Which lines hold the word "true"? Show each of them.

[BEGIN RECORDS FOR THE EXERCISE]

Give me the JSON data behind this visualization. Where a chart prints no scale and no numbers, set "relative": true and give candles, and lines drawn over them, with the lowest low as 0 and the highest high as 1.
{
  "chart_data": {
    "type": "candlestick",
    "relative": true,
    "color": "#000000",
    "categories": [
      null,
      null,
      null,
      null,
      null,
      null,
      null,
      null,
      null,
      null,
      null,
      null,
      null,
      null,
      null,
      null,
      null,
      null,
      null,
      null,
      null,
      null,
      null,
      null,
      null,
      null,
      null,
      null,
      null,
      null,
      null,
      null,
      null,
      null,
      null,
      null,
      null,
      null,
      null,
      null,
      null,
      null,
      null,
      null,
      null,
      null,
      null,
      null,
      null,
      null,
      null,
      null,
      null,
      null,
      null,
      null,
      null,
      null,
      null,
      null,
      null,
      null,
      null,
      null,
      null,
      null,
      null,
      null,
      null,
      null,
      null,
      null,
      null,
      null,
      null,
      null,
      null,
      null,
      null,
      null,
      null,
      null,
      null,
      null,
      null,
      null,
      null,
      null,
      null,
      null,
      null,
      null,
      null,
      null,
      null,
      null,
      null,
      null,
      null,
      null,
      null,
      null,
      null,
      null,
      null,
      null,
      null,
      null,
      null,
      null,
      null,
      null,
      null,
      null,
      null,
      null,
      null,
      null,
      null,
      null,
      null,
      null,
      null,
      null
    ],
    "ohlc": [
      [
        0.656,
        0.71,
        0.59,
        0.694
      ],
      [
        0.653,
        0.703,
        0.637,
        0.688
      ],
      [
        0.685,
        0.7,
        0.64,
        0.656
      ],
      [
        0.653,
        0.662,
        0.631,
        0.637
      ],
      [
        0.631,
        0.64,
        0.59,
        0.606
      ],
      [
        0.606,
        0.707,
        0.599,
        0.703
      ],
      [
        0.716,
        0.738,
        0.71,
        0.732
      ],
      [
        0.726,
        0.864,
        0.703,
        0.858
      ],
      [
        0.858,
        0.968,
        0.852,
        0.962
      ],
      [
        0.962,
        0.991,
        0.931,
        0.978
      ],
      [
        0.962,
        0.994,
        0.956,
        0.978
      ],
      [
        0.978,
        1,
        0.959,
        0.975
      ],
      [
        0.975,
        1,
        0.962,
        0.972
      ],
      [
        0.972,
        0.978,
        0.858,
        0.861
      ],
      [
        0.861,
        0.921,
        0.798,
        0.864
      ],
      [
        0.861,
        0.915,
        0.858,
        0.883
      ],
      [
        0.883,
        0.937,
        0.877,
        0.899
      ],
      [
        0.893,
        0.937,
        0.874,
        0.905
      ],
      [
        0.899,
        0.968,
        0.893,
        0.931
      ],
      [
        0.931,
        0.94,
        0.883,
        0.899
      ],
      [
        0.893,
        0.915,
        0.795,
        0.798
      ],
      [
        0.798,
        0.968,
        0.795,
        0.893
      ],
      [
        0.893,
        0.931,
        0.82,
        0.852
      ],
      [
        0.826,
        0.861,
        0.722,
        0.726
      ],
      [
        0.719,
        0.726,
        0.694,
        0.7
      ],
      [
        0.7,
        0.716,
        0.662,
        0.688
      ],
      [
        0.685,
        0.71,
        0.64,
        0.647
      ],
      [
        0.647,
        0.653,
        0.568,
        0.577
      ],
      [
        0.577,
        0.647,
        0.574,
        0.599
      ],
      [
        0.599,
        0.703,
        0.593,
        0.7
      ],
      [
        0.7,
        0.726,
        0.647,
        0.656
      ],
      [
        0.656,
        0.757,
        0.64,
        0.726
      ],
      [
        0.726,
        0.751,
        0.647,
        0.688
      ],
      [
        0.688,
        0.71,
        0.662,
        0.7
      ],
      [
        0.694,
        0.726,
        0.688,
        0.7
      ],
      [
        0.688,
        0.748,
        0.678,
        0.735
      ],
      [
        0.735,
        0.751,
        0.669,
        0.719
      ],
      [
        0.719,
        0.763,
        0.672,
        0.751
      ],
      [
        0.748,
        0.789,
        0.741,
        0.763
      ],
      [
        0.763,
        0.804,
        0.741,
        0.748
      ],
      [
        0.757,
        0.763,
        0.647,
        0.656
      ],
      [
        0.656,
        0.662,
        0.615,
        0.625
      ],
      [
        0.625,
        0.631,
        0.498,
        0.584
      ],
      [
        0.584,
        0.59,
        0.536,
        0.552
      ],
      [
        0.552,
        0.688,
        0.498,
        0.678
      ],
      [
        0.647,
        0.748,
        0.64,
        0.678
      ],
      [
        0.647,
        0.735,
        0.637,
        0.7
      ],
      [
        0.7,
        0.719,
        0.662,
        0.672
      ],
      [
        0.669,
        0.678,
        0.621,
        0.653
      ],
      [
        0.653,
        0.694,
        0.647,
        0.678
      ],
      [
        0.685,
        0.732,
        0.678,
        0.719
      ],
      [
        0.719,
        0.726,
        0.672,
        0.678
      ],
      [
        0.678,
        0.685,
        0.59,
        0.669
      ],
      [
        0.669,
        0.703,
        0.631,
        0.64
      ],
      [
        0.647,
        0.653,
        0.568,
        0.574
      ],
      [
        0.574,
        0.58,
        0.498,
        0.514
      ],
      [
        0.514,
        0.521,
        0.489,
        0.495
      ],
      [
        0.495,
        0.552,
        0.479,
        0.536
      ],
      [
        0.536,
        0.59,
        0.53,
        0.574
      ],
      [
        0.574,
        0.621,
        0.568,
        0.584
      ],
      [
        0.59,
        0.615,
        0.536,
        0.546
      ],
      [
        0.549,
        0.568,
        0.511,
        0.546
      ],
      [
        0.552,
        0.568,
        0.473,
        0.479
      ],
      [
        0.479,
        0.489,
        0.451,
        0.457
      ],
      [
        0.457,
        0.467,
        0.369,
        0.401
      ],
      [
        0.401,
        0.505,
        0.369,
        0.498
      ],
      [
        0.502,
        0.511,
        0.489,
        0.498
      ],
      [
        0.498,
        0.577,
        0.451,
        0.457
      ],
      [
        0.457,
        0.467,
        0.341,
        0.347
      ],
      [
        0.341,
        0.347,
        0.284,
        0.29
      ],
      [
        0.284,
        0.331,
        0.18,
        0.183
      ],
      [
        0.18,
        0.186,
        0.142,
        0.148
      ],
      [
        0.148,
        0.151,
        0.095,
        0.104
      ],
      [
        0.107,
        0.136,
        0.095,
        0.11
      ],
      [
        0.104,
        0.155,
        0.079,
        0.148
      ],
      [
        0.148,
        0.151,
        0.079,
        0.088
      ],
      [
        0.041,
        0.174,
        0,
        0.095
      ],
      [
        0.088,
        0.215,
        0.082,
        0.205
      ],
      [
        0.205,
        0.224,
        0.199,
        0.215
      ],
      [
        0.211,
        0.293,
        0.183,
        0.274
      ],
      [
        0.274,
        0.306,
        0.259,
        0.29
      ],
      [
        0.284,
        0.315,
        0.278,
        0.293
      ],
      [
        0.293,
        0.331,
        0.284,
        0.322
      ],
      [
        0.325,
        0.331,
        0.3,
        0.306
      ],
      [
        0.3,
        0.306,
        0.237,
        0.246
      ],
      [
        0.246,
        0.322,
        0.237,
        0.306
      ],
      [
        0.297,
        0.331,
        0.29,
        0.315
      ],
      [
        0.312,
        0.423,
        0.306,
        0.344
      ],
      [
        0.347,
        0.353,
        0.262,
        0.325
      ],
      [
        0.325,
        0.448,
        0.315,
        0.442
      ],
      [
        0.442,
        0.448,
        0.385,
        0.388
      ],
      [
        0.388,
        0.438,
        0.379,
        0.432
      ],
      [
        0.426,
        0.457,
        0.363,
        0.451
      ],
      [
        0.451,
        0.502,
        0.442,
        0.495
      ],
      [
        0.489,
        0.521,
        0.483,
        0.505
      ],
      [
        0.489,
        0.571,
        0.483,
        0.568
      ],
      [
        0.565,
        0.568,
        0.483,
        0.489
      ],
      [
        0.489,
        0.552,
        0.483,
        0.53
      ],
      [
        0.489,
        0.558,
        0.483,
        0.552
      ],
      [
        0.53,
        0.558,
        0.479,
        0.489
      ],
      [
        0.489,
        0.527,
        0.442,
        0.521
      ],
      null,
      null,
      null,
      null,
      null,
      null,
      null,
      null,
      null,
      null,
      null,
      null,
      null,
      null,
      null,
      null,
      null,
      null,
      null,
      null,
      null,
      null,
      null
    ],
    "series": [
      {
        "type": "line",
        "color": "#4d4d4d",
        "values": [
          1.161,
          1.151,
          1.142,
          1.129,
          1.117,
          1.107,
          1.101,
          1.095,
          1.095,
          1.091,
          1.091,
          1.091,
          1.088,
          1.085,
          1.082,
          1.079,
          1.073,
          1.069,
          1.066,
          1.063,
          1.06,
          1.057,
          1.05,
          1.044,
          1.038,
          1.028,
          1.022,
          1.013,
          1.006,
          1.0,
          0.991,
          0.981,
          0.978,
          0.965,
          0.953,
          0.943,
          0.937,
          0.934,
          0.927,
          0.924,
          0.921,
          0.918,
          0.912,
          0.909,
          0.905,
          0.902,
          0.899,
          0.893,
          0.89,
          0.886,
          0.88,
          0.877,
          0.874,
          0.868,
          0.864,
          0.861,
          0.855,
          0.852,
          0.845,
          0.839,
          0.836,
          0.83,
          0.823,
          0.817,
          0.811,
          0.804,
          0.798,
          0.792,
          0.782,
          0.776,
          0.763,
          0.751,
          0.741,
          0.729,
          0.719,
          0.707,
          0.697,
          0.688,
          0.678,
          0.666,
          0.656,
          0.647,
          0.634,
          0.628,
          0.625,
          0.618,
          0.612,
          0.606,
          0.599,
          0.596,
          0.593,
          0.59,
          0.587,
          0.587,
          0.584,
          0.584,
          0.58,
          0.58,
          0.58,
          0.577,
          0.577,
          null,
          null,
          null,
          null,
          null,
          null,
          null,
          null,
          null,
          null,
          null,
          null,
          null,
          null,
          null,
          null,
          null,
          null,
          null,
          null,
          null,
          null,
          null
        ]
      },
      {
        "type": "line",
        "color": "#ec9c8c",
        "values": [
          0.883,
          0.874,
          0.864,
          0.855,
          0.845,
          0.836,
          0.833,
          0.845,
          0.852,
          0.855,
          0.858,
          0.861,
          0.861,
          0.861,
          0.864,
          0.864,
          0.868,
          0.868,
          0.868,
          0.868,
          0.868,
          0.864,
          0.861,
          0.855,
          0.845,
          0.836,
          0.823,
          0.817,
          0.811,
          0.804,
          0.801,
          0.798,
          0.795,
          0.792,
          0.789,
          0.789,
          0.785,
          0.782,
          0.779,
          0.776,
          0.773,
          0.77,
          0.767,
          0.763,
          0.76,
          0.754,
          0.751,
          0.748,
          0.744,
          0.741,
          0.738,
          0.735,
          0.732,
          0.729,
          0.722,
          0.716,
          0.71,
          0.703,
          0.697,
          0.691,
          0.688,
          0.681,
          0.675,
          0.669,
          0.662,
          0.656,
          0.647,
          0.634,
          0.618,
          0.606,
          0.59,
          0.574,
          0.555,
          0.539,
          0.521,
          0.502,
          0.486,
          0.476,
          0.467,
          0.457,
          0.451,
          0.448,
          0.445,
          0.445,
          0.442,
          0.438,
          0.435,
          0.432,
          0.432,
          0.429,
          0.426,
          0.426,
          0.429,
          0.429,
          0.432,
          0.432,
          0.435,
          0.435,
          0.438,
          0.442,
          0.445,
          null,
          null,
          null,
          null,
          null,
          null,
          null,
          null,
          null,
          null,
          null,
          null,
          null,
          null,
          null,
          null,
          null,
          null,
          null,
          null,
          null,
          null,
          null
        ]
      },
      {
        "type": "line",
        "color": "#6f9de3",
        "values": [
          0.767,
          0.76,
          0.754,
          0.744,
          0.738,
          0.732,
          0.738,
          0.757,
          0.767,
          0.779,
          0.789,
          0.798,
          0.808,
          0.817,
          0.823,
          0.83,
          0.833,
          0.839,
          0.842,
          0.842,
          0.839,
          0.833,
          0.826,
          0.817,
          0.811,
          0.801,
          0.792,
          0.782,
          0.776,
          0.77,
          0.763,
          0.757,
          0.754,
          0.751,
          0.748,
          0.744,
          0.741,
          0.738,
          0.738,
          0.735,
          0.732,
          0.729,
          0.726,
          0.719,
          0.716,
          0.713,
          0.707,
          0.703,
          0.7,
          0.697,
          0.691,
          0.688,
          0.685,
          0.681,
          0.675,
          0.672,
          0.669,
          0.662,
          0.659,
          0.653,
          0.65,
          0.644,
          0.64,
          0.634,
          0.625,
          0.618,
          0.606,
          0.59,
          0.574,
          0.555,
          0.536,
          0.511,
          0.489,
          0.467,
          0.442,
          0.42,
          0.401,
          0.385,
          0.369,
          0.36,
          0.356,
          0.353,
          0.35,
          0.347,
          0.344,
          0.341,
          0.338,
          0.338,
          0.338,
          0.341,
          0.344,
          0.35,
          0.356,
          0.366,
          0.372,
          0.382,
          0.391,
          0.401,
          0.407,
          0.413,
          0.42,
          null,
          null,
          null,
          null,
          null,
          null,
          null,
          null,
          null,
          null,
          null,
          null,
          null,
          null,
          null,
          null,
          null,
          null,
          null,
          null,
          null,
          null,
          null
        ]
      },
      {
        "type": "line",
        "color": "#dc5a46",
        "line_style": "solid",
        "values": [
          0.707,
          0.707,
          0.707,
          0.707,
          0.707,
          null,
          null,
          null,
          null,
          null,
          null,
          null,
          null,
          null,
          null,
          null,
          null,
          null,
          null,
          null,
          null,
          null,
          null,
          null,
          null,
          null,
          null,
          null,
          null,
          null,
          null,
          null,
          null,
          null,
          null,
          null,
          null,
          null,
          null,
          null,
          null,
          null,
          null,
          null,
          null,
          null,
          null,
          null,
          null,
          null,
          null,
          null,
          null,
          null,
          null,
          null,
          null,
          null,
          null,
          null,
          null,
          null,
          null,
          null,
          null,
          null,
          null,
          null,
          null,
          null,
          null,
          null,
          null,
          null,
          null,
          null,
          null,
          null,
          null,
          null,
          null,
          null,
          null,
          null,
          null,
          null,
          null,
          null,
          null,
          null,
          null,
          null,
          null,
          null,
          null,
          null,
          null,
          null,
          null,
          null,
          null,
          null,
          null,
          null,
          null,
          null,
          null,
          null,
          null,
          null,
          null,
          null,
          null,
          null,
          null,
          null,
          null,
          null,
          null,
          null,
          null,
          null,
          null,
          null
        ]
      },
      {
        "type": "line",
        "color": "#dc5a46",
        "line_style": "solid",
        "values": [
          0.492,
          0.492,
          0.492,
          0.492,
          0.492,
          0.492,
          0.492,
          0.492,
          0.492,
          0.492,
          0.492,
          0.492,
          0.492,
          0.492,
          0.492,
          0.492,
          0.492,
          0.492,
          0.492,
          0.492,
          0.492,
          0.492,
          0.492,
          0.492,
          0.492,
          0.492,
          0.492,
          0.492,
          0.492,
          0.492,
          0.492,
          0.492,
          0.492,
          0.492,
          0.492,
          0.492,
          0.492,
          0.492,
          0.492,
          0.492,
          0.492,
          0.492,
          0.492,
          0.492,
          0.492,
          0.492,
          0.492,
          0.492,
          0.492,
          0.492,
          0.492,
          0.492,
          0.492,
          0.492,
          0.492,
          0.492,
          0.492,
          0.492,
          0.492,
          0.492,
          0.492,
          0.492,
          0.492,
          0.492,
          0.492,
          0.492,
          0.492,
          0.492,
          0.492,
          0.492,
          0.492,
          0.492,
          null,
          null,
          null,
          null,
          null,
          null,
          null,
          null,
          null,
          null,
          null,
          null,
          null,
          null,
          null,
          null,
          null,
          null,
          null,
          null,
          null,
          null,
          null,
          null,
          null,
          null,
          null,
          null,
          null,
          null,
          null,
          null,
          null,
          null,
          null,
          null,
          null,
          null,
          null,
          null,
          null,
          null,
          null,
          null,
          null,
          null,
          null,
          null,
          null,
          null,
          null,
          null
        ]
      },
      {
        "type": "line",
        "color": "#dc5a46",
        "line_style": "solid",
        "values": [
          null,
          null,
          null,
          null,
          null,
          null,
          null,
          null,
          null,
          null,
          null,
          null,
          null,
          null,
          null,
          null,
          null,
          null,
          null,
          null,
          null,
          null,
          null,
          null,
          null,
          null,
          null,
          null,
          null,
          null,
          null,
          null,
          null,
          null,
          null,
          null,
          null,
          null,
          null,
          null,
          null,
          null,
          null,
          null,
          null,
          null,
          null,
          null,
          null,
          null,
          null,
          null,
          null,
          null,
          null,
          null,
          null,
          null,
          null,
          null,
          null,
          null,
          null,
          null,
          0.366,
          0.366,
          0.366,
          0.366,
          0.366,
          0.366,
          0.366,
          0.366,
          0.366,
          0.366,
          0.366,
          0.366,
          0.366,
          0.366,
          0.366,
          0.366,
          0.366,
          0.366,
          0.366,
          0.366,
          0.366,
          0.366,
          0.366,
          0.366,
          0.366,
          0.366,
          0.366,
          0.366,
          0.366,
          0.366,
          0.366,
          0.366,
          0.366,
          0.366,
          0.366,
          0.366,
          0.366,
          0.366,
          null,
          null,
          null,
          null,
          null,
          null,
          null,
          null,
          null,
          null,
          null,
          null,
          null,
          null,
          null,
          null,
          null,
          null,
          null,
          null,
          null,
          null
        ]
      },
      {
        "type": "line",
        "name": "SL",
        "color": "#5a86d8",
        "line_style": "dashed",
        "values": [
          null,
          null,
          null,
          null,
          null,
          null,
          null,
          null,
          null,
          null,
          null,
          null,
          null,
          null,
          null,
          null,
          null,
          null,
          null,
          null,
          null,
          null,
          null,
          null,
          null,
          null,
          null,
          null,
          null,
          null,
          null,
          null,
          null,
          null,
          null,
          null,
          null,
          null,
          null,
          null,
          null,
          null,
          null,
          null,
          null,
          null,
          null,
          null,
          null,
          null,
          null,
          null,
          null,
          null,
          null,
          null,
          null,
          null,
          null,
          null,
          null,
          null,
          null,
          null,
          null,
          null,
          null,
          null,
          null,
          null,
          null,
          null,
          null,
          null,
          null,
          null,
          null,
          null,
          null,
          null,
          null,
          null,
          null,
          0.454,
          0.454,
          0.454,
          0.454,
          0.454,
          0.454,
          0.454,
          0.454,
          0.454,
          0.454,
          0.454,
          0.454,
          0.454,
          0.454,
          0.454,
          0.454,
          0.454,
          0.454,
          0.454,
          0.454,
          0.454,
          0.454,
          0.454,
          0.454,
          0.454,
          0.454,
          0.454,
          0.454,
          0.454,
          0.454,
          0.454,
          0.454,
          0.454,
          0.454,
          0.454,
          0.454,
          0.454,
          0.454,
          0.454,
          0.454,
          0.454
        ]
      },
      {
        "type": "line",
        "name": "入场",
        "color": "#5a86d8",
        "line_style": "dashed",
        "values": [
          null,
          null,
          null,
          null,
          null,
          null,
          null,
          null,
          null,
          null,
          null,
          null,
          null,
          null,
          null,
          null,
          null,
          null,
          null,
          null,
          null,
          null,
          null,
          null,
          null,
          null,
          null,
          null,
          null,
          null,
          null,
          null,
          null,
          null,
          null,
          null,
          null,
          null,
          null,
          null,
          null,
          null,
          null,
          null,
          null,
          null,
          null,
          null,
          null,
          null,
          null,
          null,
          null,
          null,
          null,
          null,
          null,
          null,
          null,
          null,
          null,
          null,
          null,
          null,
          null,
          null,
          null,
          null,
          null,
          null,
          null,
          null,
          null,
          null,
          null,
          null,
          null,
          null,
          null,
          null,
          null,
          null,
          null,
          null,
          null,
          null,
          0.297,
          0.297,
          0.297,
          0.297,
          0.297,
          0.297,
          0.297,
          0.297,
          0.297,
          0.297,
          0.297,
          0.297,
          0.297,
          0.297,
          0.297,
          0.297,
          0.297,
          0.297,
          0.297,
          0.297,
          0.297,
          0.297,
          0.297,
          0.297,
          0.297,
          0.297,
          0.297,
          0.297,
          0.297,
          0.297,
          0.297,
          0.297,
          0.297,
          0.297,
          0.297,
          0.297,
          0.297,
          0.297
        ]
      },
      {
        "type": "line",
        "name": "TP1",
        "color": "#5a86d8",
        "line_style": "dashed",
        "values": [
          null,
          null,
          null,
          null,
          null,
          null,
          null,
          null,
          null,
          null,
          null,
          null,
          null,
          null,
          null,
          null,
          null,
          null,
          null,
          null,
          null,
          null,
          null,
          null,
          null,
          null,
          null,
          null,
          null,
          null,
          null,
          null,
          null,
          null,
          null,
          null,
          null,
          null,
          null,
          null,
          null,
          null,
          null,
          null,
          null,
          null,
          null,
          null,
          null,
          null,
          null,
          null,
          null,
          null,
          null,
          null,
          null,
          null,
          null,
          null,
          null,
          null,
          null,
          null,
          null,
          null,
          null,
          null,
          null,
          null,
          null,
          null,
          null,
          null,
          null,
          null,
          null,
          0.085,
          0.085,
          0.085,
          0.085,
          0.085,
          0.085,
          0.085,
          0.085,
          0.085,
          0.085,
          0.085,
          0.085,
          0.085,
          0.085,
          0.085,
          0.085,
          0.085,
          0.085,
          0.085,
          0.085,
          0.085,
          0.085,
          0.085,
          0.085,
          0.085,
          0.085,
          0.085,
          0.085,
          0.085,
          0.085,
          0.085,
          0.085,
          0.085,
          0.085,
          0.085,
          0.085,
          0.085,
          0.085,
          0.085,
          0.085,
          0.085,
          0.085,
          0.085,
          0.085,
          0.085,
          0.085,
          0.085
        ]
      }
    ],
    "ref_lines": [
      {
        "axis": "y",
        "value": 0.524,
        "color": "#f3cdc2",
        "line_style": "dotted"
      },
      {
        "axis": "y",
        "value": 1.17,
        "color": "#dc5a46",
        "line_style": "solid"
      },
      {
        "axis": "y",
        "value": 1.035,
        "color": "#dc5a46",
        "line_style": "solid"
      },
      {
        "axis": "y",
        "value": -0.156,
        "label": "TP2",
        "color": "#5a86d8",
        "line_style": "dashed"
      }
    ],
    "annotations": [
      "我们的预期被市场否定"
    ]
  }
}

[END RECORDS FOR THE EXERCISE]

> SOLUTION:
Give me the JSON data behind this visualization. Where a chart prints no scale and no numbers, set "relative": true and give candles, and lines drawn over them, with the lowest low as 0 and the highest high as 1.
    "relative": true,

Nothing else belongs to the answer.